▸ Written instruction: In the listing below, pick out lines with "Damage".

▸ Data provided:
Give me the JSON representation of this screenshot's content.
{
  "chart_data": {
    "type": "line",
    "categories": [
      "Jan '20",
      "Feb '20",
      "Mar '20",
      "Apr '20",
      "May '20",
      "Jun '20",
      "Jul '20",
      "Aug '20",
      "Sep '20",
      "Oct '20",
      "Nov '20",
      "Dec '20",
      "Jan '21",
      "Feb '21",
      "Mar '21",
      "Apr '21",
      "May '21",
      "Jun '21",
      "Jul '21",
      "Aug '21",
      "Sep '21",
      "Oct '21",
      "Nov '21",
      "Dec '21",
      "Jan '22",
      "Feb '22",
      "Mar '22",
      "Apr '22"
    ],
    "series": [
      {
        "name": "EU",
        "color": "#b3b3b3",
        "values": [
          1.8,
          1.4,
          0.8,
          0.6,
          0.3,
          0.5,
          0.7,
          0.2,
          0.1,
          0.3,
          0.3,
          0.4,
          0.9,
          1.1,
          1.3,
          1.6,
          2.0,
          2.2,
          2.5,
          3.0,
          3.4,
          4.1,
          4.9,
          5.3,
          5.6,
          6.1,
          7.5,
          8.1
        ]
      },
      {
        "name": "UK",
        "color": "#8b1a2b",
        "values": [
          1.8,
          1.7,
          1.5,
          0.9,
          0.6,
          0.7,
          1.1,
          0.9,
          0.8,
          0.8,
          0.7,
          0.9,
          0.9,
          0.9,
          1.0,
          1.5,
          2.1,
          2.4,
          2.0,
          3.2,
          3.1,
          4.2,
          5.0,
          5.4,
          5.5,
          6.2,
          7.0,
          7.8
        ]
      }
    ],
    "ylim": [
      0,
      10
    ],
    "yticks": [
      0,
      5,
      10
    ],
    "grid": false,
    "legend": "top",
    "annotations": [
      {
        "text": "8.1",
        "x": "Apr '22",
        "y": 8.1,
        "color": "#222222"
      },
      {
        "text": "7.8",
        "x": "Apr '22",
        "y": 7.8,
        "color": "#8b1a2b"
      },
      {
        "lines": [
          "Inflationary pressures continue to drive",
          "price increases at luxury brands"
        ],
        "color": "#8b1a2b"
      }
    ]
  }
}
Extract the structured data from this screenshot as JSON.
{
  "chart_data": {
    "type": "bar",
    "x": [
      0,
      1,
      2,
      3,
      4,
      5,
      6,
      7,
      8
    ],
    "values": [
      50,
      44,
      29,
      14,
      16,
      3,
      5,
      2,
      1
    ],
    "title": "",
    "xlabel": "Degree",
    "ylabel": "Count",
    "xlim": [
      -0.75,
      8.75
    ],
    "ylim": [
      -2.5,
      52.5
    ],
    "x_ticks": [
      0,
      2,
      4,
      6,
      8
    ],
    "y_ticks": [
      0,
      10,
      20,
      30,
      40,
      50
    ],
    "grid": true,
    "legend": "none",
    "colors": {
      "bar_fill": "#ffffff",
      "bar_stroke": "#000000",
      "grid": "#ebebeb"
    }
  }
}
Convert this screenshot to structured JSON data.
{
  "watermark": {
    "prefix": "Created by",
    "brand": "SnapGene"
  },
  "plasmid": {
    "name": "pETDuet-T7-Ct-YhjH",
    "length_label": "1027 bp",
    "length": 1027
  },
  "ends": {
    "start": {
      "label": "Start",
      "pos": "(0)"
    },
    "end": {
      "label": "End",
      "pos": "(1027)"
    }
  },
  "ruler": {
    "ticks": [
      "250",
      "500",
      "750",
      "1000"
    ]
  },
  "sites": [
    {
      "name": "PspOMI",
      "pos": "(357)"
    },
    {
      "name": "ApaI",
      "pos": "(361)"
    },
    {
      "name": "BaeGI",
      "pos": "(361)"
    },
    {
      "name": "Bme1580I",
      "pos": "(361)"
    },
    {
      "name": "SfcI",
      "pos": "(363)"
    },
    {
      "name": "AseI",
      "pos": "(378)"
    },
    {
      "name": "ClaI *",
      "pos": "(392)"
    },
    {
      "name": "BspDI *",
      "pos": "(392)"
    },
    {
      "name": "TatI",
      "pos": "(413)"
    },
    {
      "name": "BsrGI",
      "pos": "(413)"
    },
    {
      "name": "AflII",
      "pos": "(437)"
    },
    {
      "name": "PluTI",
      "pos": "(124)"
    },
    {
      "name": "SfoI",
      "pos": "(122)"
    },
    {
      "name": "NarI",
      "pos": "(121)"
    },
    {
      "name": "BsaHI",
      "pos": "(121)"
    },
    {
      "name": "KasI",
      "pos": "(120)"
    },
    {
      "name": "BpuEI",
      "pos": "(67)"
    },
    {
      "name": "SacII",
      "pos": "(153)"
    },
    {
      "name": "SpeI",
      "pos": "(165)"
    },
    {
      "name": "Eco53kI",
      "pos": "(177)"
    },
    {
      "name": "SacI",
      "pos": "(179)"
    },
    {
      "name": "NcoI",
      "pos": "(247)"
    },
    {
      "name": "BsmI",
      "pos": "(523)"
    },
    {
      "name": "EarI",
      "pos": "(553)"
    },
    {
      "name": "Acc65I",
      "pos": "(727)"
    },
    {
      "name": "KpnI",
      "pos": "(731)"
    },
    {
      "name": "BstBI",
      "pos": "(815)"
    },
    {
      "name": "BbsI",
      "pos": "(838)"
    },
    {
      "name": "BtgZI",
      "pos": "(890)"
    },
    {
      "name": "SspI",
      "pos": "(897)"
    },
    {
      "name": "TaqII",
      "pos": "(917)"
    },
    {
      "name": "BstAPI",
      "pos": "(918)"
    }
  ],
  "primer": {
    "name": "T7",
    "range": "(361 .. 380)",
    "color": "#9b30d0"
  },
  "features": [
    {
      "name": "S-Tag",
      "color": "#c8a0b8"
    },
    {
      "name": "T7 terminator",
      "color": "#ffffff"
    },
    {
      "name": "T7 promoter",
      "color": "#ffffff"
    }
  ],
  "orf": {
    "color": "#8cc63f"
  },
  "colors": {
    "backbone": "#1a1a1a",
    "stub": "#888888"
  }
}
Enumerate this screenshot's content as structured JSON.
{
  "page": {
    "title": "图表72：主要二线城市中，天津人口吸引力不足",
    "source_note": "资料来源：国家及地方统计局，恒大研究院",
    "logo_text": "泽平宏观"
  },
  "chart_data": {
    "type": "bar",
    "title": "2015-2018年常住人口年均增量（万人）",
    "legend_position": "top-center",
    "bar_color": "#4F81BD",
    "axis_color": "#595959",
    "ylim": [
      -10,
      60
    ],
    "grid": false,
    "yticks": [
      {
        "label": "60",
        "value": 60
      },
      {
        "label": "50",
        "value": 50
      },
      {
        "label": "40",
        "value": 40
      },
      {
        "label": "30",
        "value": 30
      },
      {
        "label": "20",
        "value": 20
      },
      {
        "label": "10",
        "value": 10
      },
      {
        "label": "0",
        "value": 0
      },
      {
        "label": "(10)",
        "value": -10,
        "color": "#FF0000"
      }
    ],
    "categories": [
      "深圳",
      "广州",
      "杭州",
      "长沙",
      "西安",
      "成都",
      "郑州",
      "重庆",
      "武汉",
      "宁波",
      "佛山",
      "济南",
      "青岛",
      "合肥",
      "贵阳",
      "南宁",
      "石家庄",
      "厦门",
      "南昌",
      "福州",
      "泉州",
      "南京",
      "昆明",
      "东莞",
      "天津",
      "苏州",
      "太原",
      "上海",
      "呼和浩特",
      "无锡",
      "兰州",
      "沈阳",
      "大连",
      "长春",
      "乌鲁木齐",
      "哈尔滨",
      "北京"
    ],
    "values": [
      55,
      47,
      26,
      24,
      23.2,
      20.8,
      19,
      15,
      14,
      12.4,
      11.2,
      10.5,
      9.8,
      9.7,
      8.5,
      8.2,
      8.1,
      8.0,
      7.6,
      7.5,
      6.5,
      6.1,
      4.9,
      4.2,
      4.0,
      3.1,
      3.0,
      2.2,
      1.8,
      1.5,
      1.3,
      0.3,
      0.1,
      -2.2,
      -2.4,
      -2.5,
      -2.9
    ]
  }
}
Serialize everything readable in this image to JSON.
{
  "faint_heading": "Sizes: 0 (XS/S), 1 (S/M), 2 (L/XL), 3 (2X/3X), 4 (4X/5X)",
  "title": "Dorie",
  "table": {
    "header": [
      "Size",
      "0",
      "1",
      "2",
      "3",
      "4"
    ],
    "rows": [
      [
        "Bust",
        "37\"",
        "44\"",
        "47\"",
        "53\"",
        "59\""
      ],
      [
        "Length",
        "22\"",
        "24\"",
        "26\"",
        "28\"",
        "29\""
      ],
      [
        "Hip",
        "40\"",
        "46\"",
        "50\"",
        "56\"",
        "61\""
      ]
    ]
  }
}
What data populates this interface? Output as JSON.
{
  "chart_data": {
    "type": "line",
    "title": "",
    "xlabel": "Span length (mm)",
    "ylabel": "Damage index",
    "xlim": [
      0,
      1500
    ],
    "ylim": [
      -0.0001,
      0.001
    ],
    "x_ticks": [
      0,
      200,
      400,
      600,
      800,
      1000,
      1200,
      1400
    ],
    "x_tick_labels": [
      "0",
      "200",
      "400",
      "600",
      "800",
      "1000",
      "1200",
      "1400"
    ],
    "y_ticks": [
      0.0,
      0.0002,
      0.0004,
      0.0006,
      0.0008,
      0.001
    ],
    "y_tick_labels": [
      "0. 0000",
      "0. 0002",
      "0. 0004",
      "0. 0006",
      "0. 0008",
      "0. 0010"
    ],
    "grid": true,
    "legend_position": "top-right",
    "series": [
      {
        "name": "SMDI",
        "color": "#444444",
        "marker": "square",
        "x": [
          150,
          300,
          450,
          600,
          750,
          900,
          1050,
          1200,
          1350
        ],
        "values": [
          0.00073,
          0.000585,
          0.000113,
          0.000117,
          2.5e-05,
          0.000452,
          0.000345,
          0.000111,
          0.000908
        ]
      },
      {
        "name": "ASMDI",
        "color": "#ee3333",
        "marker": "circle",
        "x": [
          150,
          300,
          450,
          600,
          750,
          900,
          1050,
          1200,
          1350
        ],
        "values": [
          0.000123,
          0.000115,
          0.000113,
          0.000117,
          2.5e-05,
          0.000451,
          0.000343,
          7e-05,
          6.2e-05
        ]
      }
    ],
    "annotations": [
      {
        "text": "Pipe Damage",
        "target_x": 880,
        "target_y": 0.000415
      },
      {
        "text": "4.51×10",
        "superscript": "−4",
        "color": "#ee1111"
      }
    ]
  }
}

▸ The output:
    "ylabel": "Damage index",
        "text": "Pipe Damage",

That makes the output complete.